--- Start of SUPPLIED ENTRIES ---

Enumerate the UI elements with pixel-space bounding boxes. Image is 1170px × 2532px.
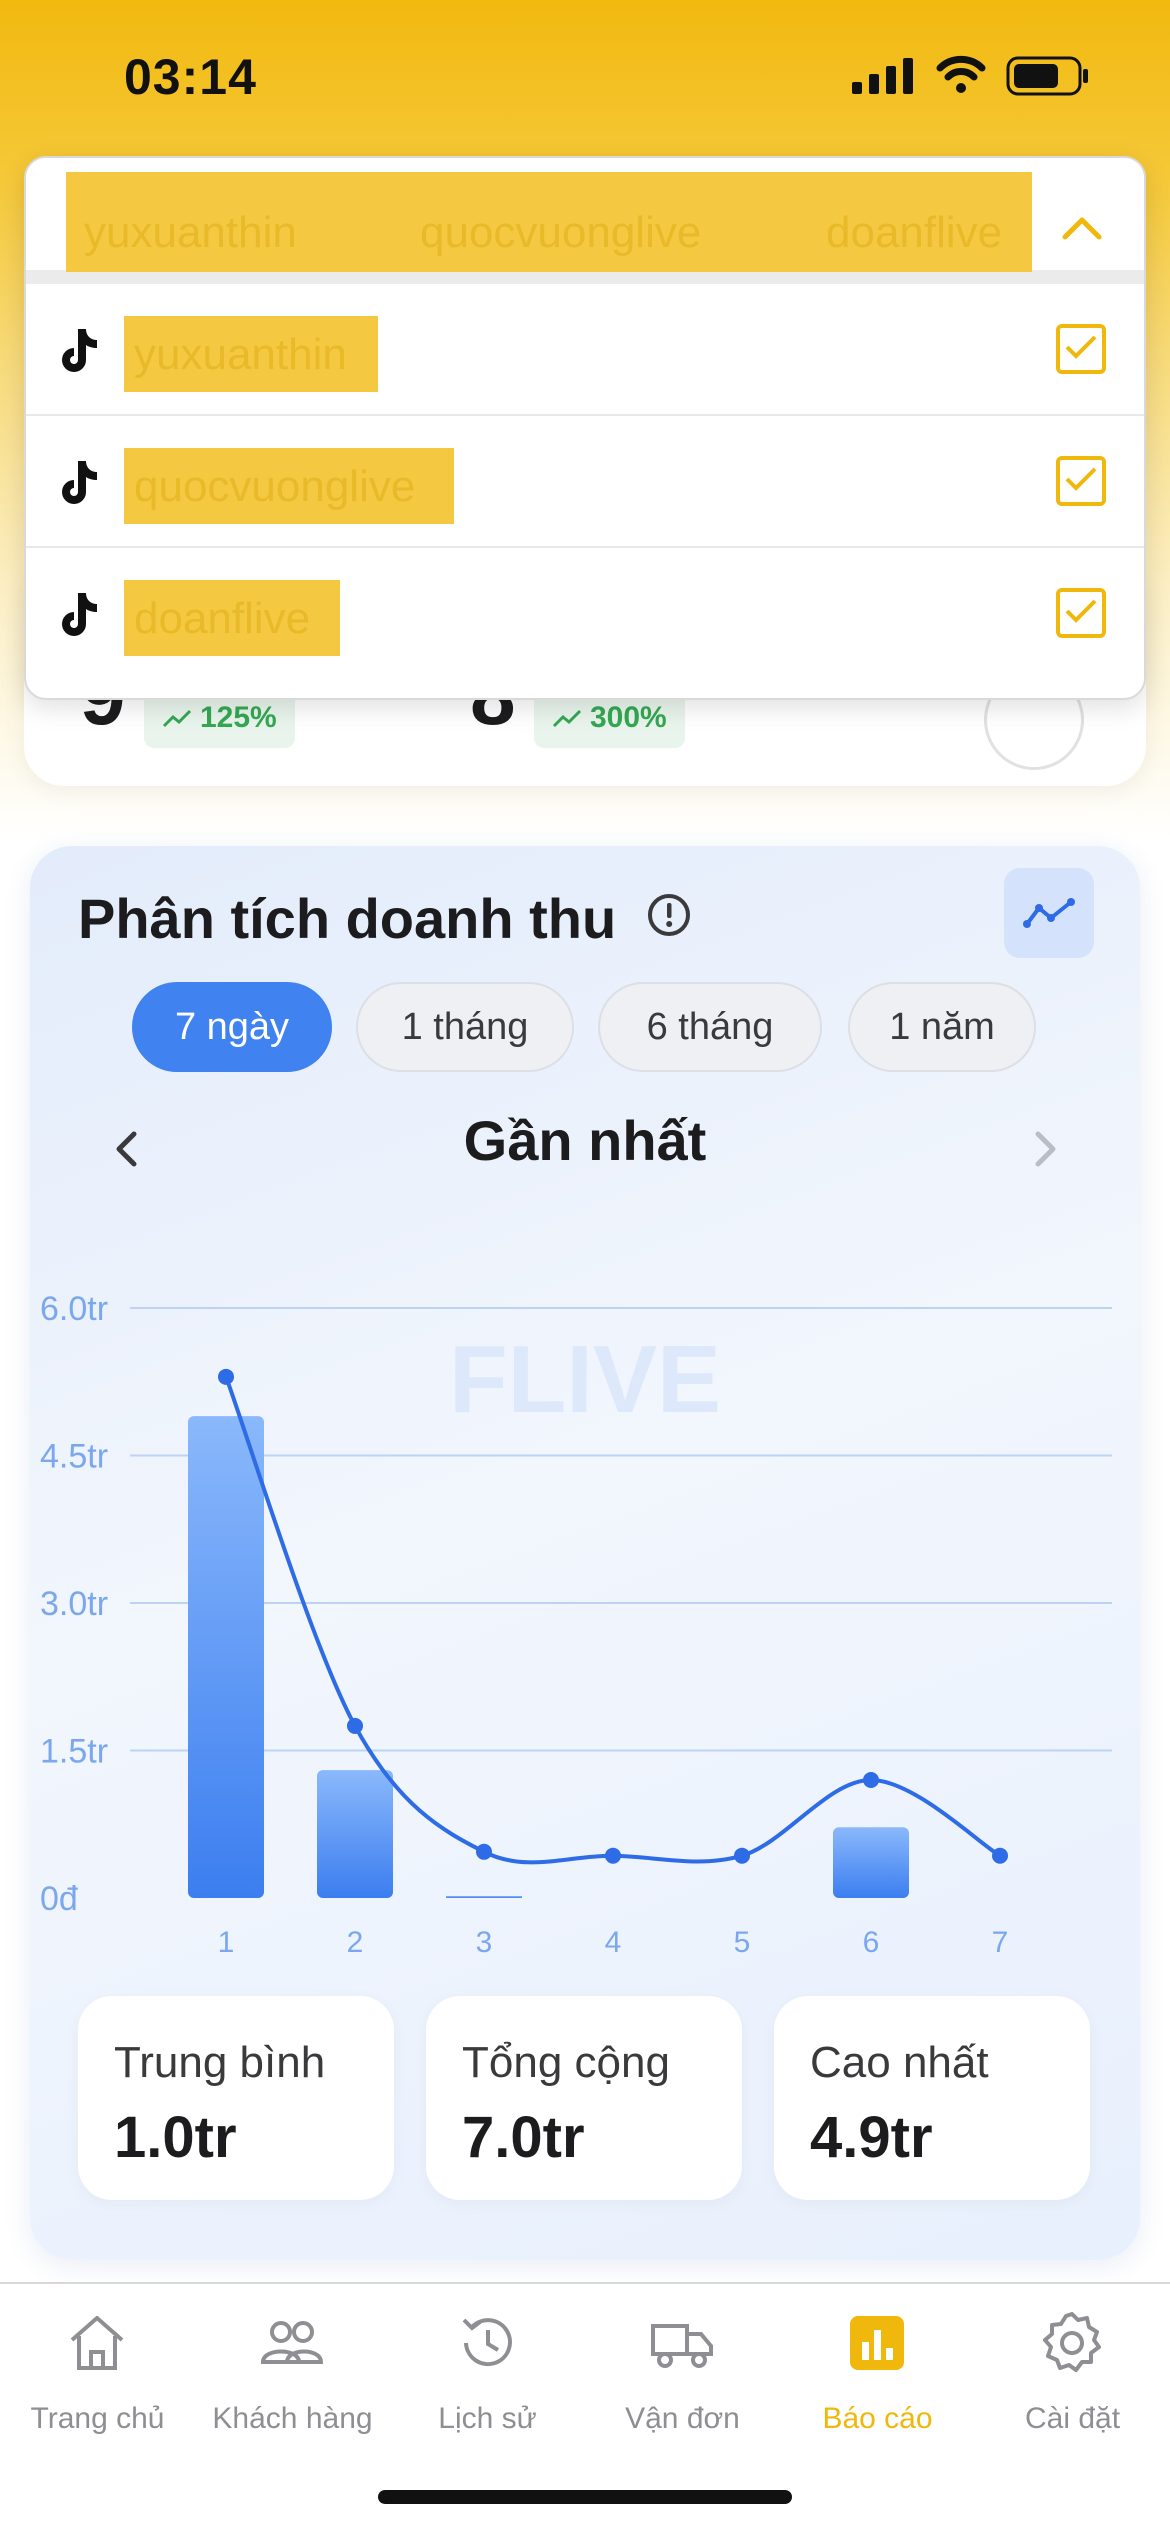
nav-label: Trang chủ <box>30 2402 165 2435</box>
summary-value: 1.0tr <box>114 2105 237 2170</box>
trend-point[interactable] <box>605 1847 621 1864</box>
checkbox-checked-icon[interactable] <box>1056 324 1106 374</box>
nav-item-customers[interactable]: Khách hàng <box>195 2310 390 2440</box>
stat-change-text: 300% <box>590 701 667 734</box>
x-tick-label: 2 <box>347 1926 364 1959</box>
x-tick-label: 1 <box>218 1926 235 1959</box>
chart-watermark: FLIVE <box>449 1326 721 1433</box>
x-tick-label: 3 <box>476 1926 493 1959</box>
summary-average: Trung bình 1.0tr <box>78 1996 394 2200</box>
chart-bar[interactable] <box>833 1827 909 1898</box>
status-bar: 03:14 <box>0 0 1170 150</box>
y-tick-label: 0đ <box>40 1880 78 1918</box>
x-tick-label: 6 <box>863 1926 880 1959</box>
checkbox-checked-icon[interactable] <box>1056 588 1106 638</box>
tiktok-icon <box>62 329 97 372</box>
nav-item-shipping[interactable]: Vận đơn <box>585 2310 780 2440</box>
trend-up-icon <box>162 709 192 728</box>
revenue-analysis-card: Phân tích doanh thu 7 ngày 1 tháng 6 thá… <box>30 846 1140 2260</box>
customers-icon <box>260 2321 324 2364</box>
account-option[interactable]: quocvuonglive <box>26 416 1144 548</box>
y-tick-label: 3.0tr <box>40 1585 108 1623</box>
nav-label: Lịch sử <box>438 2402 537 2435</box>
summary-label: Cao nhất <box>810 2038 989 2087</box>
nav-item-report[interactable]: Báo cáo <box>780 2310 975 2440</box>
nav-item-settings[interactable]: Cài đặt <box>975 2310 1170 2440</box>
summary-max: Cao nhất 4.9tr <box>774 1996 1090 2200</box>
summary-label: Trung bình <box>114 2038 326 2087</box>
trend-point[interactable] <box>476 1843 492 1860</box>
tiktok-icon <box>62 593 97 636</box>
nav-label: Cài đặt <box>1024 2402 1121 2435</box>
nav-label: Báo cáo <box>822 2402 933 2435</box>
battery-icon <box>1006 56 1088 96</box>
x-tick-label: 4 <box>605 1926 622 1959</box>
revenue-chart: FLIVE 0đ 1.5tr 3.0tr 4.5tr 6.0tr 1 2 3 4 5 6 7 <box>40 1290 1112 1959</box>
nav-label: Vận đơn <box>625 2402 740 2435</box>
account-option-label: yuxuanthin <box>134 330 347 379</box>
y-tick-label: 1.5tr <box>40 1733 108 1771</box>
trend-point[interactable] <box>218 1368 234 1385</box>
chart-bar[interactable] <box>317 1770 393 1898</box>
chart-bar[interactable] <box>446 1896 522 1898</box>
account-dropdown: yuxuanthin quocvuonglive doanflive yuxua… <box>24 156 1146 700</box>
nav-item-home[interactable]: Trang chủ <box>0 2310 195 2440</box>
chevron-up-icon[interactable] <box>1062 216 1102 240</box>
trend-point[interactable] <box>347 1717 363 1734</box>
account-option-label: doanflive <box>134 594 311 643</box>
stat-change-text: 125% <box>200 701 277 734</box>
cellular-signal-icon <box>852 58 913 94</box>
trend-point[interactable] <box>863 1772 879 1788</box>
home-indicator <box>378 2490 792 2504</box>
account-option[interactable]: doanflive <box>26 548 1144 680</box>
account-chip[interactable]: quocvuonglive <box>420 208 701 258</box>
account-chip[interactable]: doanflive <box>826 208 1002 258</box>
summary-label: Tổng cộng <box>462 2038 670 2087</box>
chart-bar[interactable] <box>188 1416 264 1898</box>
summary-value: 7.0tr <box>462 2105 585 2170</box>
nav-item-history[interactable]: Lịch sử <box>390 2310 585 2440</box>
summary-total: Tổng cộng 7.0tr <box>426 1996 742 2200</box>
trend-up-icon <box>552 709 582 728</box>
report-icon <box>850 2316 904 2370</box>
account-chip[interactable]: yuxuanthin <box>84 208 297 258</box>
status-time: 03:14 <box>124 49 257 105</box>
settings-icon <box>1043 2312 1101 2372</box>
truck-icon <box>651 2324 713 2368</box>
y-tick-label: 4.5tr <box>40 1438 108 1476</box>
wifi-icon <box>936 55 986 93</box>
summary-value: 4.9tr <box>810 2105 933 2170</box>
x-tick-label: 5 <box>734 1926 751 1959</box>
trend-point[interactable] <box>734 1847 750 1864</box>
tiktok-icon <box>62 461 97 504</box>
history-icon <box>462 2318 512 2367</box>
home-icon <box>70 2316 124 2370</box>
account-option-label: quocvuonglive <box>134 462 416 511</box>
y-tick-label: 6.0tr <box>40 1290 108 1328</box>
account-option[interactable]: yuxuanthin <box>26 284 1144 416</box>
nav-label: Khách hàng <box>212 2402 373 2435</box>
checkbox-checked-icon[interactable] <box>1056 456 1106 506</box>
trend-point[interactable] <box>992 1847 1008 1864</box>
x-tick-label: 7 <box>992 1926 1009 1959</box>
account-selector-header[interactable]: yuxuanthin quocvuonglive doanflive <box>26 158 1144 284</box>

--- End of SUPPLIED ENTRIES ---
--- Start of SUPPLIED ENTRIES ---

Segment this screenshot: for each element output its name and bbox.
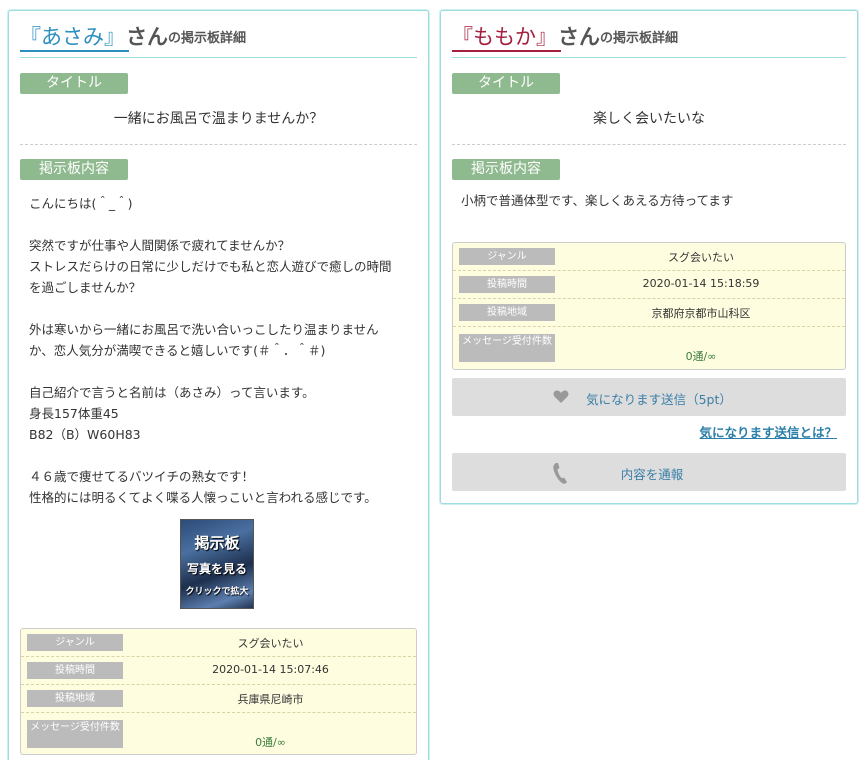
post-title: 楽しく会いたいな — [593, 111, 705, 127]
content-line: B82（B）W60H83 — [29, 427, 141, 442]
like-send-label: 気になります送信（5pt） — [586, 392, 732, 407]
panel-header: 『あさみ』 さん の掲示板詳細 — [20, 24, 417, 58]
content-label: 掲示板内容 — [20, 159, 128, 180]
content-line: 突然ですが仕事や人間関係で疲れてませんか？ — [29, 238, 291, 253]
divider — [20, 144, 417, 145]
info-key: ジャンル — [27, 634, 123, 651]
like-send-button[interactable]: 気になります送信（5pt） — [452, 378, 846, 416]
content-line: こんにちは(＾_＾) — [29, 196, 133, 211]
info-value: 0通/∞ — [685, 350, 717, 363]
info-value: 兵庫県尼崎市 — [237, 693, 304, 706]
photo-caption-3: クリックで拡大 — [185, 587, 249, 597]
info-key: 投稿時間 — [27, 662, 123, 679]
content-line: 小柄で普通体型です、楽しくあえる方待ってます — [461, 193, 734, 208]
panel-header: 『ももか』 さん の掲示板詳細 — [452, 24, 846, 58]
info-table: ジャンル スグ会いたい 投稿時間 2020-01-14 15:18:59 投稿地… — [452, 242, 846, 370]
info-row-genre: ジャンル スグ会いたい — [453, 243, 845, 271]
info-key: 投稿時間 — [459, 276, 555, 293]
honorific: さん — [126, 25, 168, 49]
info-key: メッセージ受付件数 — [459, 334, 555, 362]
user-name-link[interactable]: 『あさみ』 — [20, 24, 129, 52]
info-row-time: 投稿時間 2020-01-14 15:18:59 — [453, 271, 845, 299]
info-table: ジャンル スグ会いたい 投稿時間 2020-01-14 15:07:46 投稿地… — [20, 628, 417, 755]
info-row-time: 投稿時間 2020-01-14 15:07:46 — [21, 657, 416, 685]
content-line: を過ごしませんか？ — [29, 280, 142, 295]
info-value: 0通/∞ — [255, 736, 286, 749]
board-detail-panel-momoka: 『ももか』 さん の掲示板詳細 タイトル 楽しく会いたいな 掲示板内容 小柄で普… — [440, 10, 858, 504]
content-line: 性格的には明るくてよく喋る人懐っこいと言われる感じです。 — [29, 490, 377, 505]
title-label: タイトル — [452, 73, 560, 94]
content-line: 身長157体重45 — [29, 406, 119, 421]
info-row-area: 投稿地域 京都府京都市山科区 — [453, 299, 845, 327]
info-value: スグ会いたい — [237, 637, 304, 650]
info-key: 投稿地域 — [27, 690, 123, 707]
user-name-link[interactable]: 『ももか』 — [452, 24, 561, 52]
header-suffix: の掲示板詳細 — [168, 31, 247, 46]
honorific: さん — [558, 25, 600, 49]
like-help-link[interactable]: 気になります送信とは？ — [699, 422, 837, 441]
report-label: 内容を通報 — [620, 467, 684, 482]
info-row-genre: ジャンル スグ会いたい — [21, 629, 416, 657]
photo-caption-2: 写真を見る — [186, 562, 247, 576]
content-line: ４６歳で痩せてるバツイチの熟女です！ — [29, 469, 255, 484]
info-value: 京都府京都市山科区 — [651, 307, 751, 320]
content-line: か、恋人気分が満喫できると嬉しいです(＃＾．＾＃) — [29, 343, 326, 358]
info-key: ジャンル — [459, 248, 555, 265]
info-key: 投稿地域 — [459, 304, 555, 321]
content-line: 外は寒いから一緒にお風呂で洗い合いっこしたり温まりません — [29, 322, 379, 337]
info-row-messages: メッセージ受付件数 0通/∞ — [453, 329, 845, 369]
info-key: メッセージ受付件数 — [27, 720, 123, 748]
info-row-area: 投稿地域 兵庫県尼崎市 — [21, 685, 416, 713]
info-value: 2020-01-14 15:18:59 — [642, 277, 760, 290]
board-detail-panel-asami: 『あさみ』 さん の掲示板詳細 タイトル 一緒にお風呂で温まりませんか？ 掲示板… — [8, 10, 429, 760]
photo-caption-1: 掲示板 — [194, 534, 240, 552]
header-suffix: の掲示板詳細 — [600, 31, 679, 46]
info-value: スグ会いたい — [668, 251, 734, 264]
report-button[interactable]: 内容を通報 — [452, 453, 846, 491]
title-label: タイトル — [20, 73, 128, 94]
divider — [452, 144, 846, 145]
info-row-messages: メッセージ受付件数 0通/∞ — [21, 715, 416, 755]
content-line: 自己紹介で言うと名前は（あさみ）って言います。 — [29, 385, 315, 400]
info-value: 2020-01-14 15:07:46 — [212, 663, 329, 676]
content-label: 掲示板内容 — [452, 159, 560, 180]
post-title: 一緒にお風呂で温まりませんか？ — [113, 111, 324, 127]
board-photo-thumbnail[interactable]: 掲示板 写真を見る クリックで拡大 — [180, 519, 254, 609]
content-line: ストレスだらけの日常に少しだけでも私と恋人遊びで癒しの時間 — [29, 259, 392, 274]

--- End of SUPPLIED ENTRIES ---

Duplicate every line of the data above, from the line containing "nav-label: Trang chủ" down to the line containing "checkbox-checked-icon[interactable] <box>1056 324", with both of those lines included.

## SOLVED EXERCISE
nav-label: Trang chủ <box>30 2402 165 2435</box>
summary-value: 1.0tr <box>114 2105 237 2170</box>
trend-point[interactable] <box>605 1847 621 1864</box>
checkbox-checked-icon[interactable] <box>1056 324 1106 374</box>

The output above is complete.